**INSTRUCTION**
Your copy of the material must match it exactly, except that pictures are dropped.
>>
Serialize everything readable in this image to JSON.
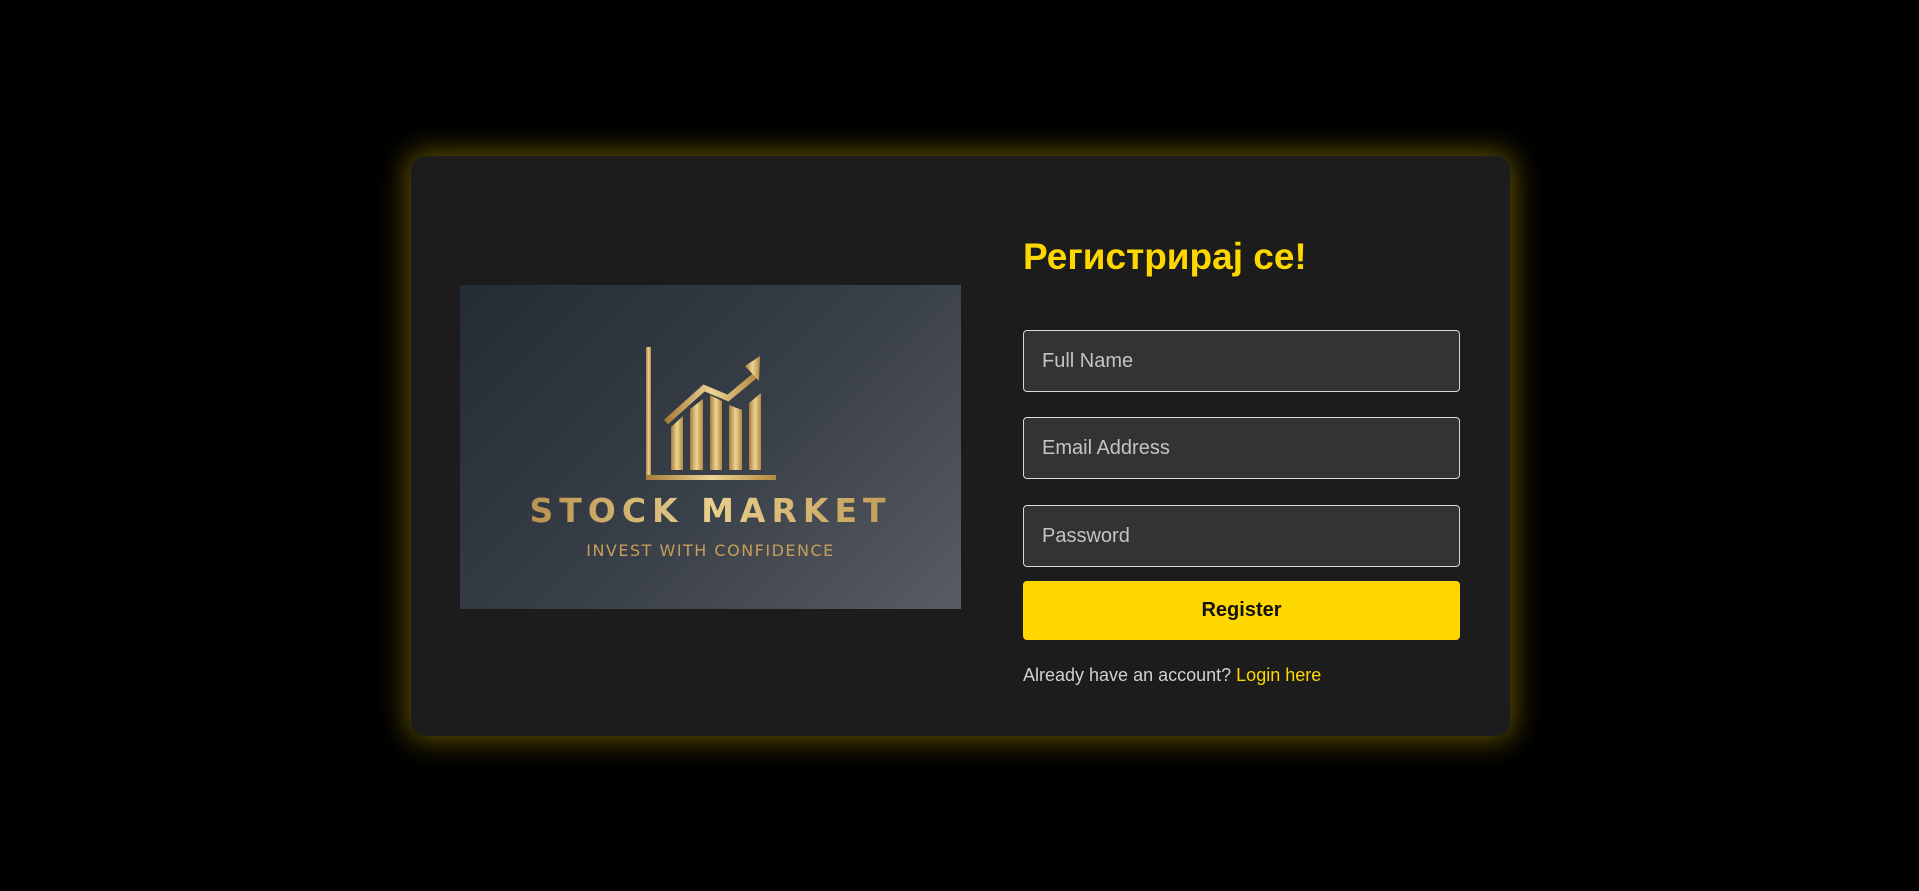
{
  "logo": {
    "title": "STOCK MARKET",
    "tagline": "INVEST WITH CONFIDENCE",
    "icon": "rising-bar-chart-icon",
    "gold_color": "#d4b06a"
  },
  "form": {
    "title": "Регистрирај се!",
    "full_name_placeholder": "Full Name",
    "email_placeholder": "Email Address",
    "password_placeholder": "Password",
    "register_label": "Register",
    "login_prompt": "Already have an account?",
    "login_link": "Login here"
  },
  "colors": {
    "accent": "#ffd700",
    "background": "#000000",
    "card": "#1c1c1c",
    "input_background": "#333333"
  }
}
<<
**EXERCISE ANSWER**
Serialize everything readable in this image to JSON.
{
  "logo": {
    "title": "STOCK MARKET",
    "tagline": "INVEST WITH CONFIDENCE",
    "icon": "rising-bar-chart-icon",
    "gold_color": "#d4b06a"
  },
  "form": {
    "title": "Регистрирај се!",
    "full_name_placeholder": "Full Name",
    "email_placeholder": "Email Address",
    "password_placeholder": "Password",
    "register_label": "Register",
    "login_prompt": "Already have an account?",
    "login_link": "Login here"
  },
  "colors": {
    "accent": "#ffd700",
    "background": "#000000",
    "card": "#1c1c1c",
    "input_background": "#333333"
  }
}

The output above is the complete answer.